• **AIM OF THE TASK**
Copy the records that follow exactly as written, but not their pictures.

------

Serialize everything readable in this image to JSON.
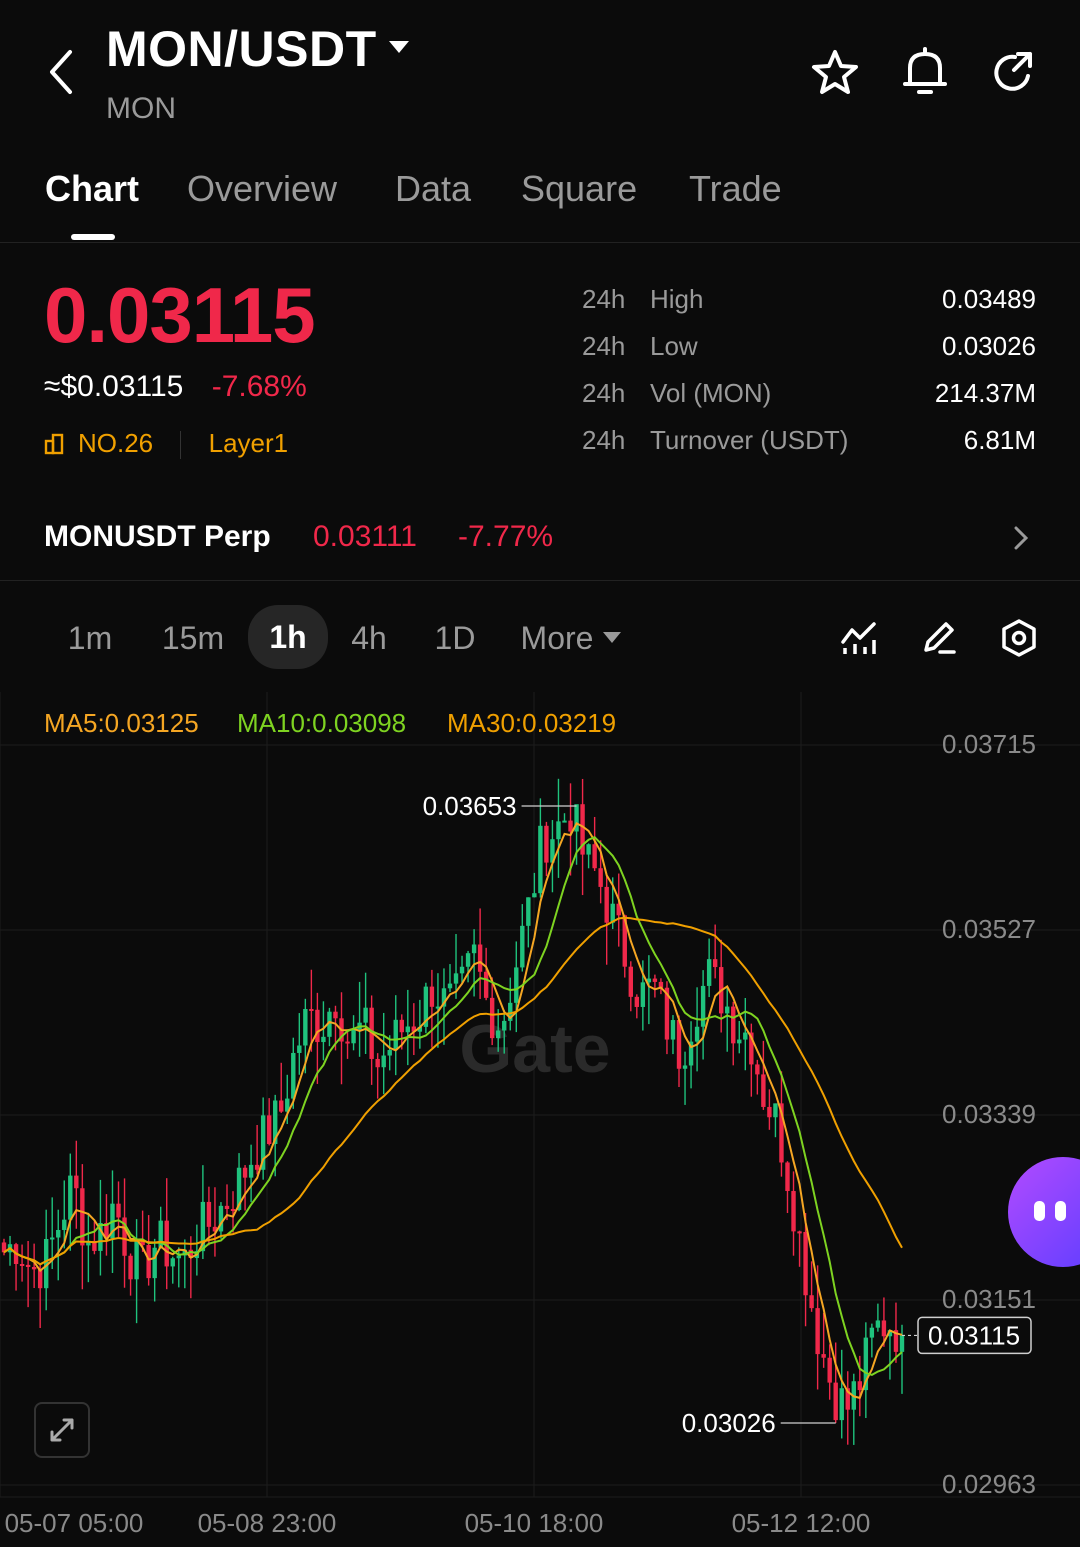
{
  "header": {
    "pair": "MON/USDT",
    "base": "MON",
    "icons": [
      "back-icon",
      "star-icon",
      "bell-icon",
      "share-refresh-icon"
    ]
  },
  "tabs": [
    {
      "label": "Chart",
      "active": true
    },
    {
      "label": "Overview",
      "active": false
    },
    {
      "label": "Data",
      "active": false
    },
    {
      "label": "Square",
      "active": false
    },
    {
      "label": "Trade",
      "active": false
    }
  ],
  "ticker": {
    "price": "0.03115",
    "usd": "≈$0.03115",
    "change": "-7.68%",
    "rank": "NO.26",
    "tag": "Layer1"
  },
  "stats": [
    {
      "period": "24h",
      "label": "High",
      "value": "0.03489"
    },
    {
      "period": "24h",
      "label": "Low",
      "value": "0.03026"
    },
    {
      "period": "24h",
      "label": "Vol (MON)",
      "value": "214.37M"
    },
    {
      "period": "24h",
      "label": "Turnover (USDT)",
      "value": "6.81M"
    }
  ],
  "perp": {
    "name": "MONUSDT Perp",
    "price": "0.03111",
    "change": "-7.77%"
  },
  "timeframes": [
    {
      "label": "1m",
      "active": false
    },
    {
      "label": "15m",
      "active": false
    },
    {
      "label": "1h",
      "active": true
    },
    {
      "label": "4h",
      "active": false
    },
    {
      "label": "1D",
      "active": false
    },
    {
      "label": "More",
      "active": false
    }
  ],
  "colors": {
    "up": "#1fc27d",
    "down": "#f0284a",
    "ma5": "#f5a623",
    "ma10": "#7ed321",
    "ma30": "#f0a000",
    "accent_purple": "#7b4dff"
  },
  "chart": {
    "ma5": "MA5:0.03125",
    "ma10": "MA10:0.03098",
    "ma30": "MA30:0.03219",
    "y_ticks": [
      "0.03715",
      "0.03527",
      "0.03339",
      "0.03151",
      "0.02963"
    ],
    "x_ticks": [
      "05-07 05:00",
      "05-08 23:00",
      "05-10 18:00",
      "05-12 12:00"
    ],
    "high_label": "0.03653",
    "low_label": "0.03026",
    "last_label": "0.03115",
    "watermark": "Gate"
  },
  "chart_data": {
    "type": "candlestick",
    "interval": "1h",
    "ylim": [
      0.02963,
      0.03715
    ],
    "y_ticks": [
      0.03715,
      0.03527,
      0.03339,
      0.03151,
      0.02963
    ],
    "x_ticks": [
      "05-07 05:00",
      "05-08 23:00",
      "05-10 18:00",
      "05-12 12:00"
    ],
    "high": 0.03653,
    "low": 0.03026,
    "last": 0.03115,
    "series": [
      {
        "name": "MA5",
        "last": 0.03125
      },
      {
        "name": "MA10",
        "last": 0.03098
      },
      {
        "name": "MA30",
        "last": 0.03219
      }
    ],
    "close_path": [
      0.032,
      0.0321,
      0.0318,
      0.0319,
      0.0323,
      0.0327,
      0.0321,
      0.0322,
      0.0325,
      0.032,
      0.0318,
      0.0321,
      0.032,
      0.0319,
      0.0322,
      0.0323,
      0.0325,
      0.0327,
      0.033,
      0.0332,
      0.0334,
      0.034,
      0.0344,
      0.0343,
      0.0346,
      0.0341,
      0.0343,
      0.0339,
      0.0341,
      0.0343,
      0.0344,
      0.0347,
      0.0345,
      0.0346,
      0.035,
      0.0345,
      0.0343,
      0.0349,
      0.0355,
      0.0362,
      0.0363,
      0.0365,
      0.036,
      0.0358,
      0.0354,
      0.035,
      0.0346,
      0.0347,
      0.0343,
      0.034,
      0.0345,
      0.0348,
      0.0346,
      0.0343,
      0.0342,
      0.0336,
      0.0333,
      0.0326,
      0.0318,
      0.0311,
      0.0306,
      0.0304,
      0.0307,
      0.0312,
      0.0313,
      0.03115
    ]
  }
}
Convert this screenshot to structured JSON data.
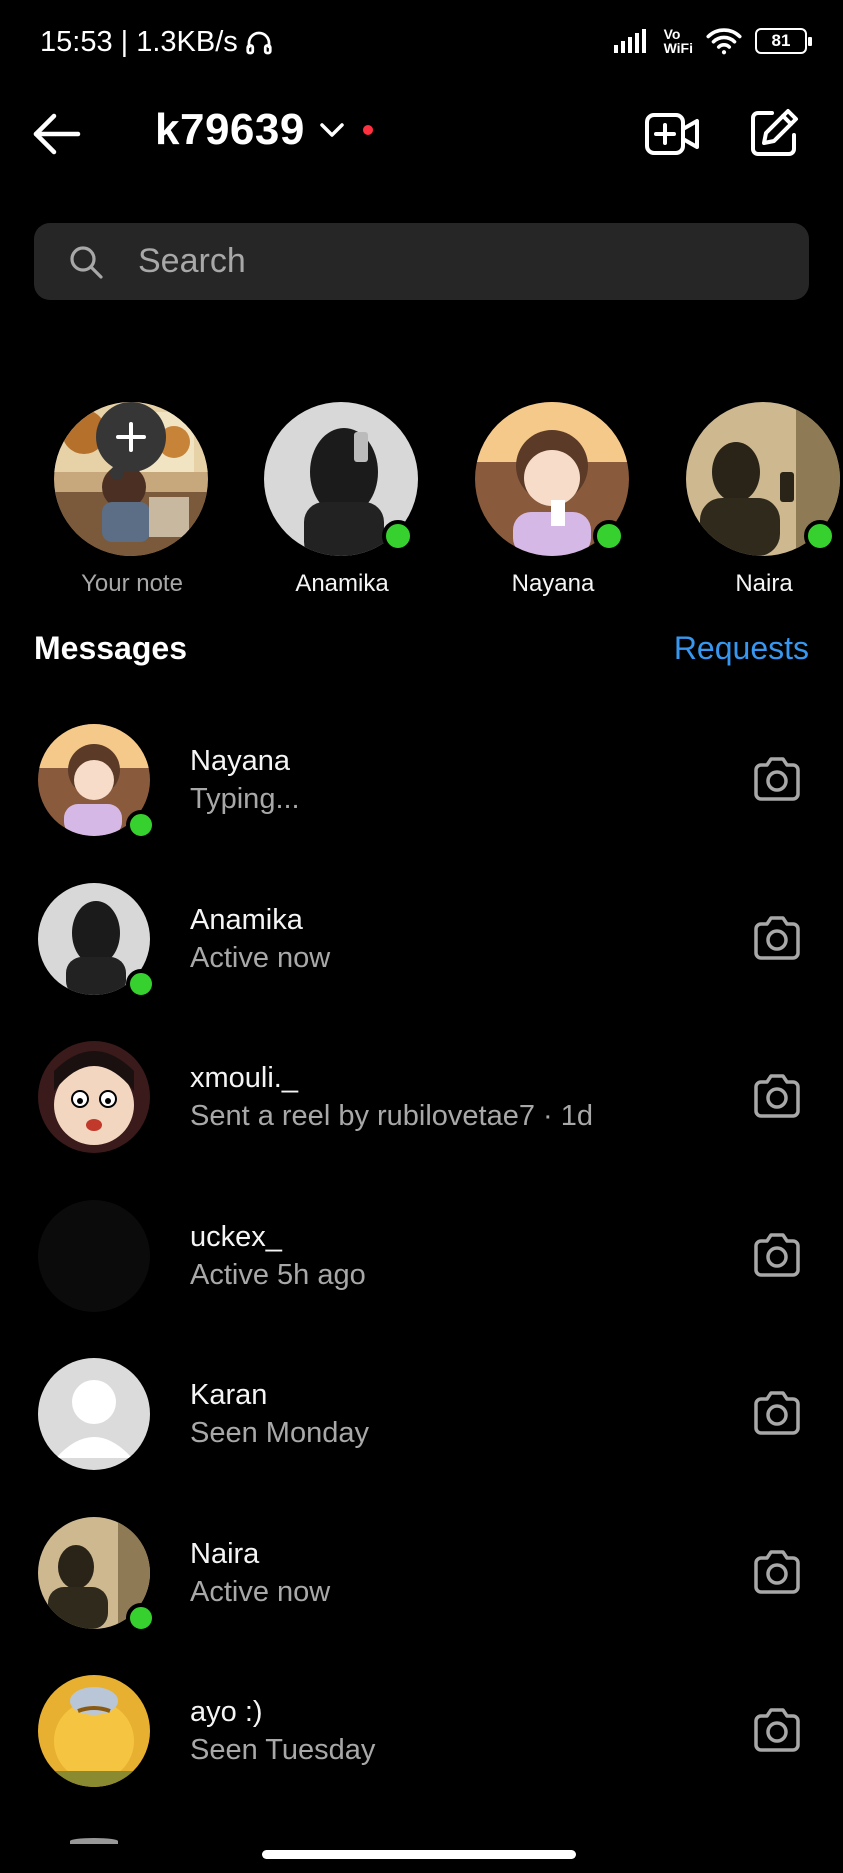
{
  "status_bar": {
    "time_speed": "15:53 | 1.3KB/s",
    "vowifi_line1": "Vo",
    "vowifi_line2": "WiFi",
    "battery": "81",
    "icons": [
      "headphones-icon",
      "signal-icon",
      "vowifi-icon",
      "wifi-icon",
      "battery-icon"
    ]
  },
  "header": {
    "username": "k79639",
    "icons": [
      "back-arrow-icon",
      "chevron-down-icon",
      "video-call-plus-icon",
      "compose-icon"
    ],
    "unread_dot_color": "#ff3040"
  },
  "search": {
    "placeholder": "Search"
  },
  "notes": [
    {
      "label": "Your note",
      "online": false,
      "add_button": true
    },
    {
      "label": "Anamika",
      "online": true
    },
    {
      "label": "Nayana",
      "online": true
    },
    {
      "label": "Naira",
      "online": true
    }
  ],
  "messages_section": {
    "title": "Messages",
    "requests_label": "Requests",
    "accent_color": "#3797f0"
  },
  "conversations": [
    {
      "name": "Nayana",
      "subtitle": "Typing...",
      "online": true
    },
    {
      "name": "Anamika",
      "subtitle": "Active now",
      "online": true
    },
    {
      "name": "xmouli._",
      "subtitle": "Sent a reel by rubilovetae7 · 1d",
      "online": false
    },
    {
      "name": "uckex_",
      "subtitle": "Active 5h ago",
      "online": false
    },
    {
      "name": "Karan",
      "subtitle": "Seen Monday",
      "online": false
    },
    {
      "name": "Naira",
      "subtitle": "Active now",
      "online": true
    },
    {
      "name": "ayo :)",
      "subtitle": "Seen Tuesday",
      "online": false
    }
  ],
  "online_color": "#37d12f"
}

------

• **RESULT**
Serialize everything readable in this image to JSON.
{
  "header": {
    "pair": "MON/USDT",
    "base": "MON",
    "icons": [
      "back-icon",
      "star-icon",
      "bell-icon",
      "share-refresh-icon"
    ]
  },
  "tabs": [
    {
      "label": "Chart",
      "active": true
    },
    {
      "label": "Overview",
      "active": false
    },
    {
      "label": "Data",
      "active": false
    },
    {
      "label": "Square",
      "active": false
    },
    {
      "label": "Trade",
      "active": false
    }
  ],
  "ticker": {
    "price": "0.03115",
    "usd": "≈$0.03115",
    "change": "-7.68%",
    "rank": "NO.26",
    "tag": "Layer1"
  },
  "stats": [
    {
      "period": "24h",
      "label": "High",
      "value": "0.03489"
    },
    {
      "period": "24h",
      "label": "Low",
      "value": "0.03026"
    },
    {
      "period": "24h",
      "label": "Vol (MON)",
      "value": "214.37M"
    },
    {
      "period": "24h",
      "label": "Turnover (USDT)",
      "value": "6.81M"
    }
  ],
  "perp": {
    "name": "MONUSDT Perp",
    "price": "0.03111",
    "change": "-7.77%"
  },
  "timeframes": [
    {
      "label": "1m",
      "active": false
    },
    {
      "label": "15m",
      "active": false
    },
    {
      "label": "1h",
      "active": true
    },
    {
      "label": "4h",
      "active": false
    },
    {
      "label": "1D",
      "active": false
    },
    {
      "label": "More",
      "active": false
    }
  ],
  "colors": {
    "up": "#1fc27d",
    "down": "#f0284a",
    "ma5": "#f5a623",
    "ma10": "#7ed321",
    "ma30": "#f0a000",
    "accent_purple": "#7b4dff"
  },
  "chart": {
    "ma5": "MA5:0.03125",
    "ma10": "MA10:0.03098",
    "ma30": "MA30:0.03219",
    "y_ticks": [
      "0.03715",
      "0.03527",
      "0.03339",
      "0.03151",
      "0.02963"
    ],
    "x_ticks": [
      "05-07 05:00",
      "05-08 23:00",
      "05-10 18:00",
      "05-12 12:00"
    ],
    "high_label": "0.03653",
    "low_label": "0.03026",
    "last_label": "0.03115",
    "watermark": "Gate"
  },
  "chart_data": {
    "type": "candlestick",
    "interval": "1h",
    "ylim": [
      0.02963,
      0.03715
    ],
    "y_ticks": [
      0.03715,
      0.03527,
      0.03339,
      0.03151,
      0.02963
    ],
    "x_ticks": [
      "05-07 05:00",
      "05-08 23:00",
      "05-10 18:00",
      "05-12 12:00"
    ],
    "high": 0.03653,
    "low": 0.03026,
    "last": 0.03115,
    "series": [
      {
        "name": "MA5",
        "last": 0.03125
      },
      {
        "name": "MA10",
        "last": 0.03098
      },
      {
        "name": "MA30",
        "last": 0.03219
      }
    ],
    "close_path": [
      0.032,
      0.0321,
      0.0318,
      0.0319,
      0.0323,
      0.0327,
      0.0321,
      0.0322,
      0.0325,
      0.032,
      0.0318,
      0.0321,
      0.032,
      0.0319,
      0.0322,
      0.0323,
      0.0325,
      0.0327,
      0.033,
      0.0332,
      0.0334,
      0.034,
      0.0344,
      0.0343,
      0.0346,
      0.0341,
      0.0343,
      0.0339,
      0.0341,
      0.0343,
      0.0344,
      0.0347,
      0.0345,
      0.0346,
      0.035,
      0.0345,
      0.0343,
      0.0349,
      0.0355,
      0.0362,
      0.0363,
      0.0365,
      0.036,
      0.0358,
      0.0354,
      0.035,
      0.0346,
      0.0347,
      0.0343,
      0.034,
      0.0345,
      0.0348,
      0.0346,
      0.0343,
      0.0342,
      0.0336,
      0.0333,
      0.0326,
      0.0318,
      0.0311,
      0.0306,
      0.0304,
      0.0307,
      0.0312,
      0.0313,
      0.03115
    ]
  }
}
Convert this screenshot to structured JSON data.
{
  "status_bar": {
    "time_speed": "15:53 | 1.3KB/s",
    "vowifi_line1": "Vo",
    "vowifi_line2": "WiFi",
    "battery": "81",
    "icons": [
      "headphones-icon",
      "signal-icon",
      "vowifi-icon",
      "wifi-icon",
      "battery-icon"
    ]
  },
  "header": {
    "username": "k79639",
    "icons": [
      "back-arrow-icon",
      "chevron-down-icon",
      "video-call-plus-icon",
      "compose-icon"
    ],
    "unread_dot_color": "#ff3040"
  },
  "search": {
    "placeholder": "Search"
  },
  "notes": [
    {
      "label": "Your note",
      "online": false,
      "add_button": true
    },
    {
      "label": "Anamika",
      "online": true
    },
    {
      "label": "Nayana",
      "online": true
    },
    {
      "label": "Naira",
      "online": true
    }
  ],
  "messages_section": {
    "title": "Messages",
    "requests_label": "Requests",
    "accent_color": "#3797f0"
  },
  "conversations": [
    {
      "name": "Nayana",
      "subtitle": "Typing...",
      "online": true
    },
    {
      "name": "Anamika",
      "subtitle": "Active now",
      "online": true
    },
    {
      "name": "xmouli._",
      "subtitle": "Sent a reel by rubilovetae7 · 1d",
      "online": false
    },
    {
      "name": "uckex_",
      "subtitle": "Active 5h ago",
      "online": false
    },
    {
      "name": "Karan",
      "subtitle": "Seen Monday",
      "online": false
    },
    {
      "name": "Naira",
      "subtitle": "Active now",
      "online": true
    },
    {
      "name": "ayo :)",
      "subtitle": "Seen Tuesday",
      "online": false
    }
  ],
  "online_color": "#37d12f"
}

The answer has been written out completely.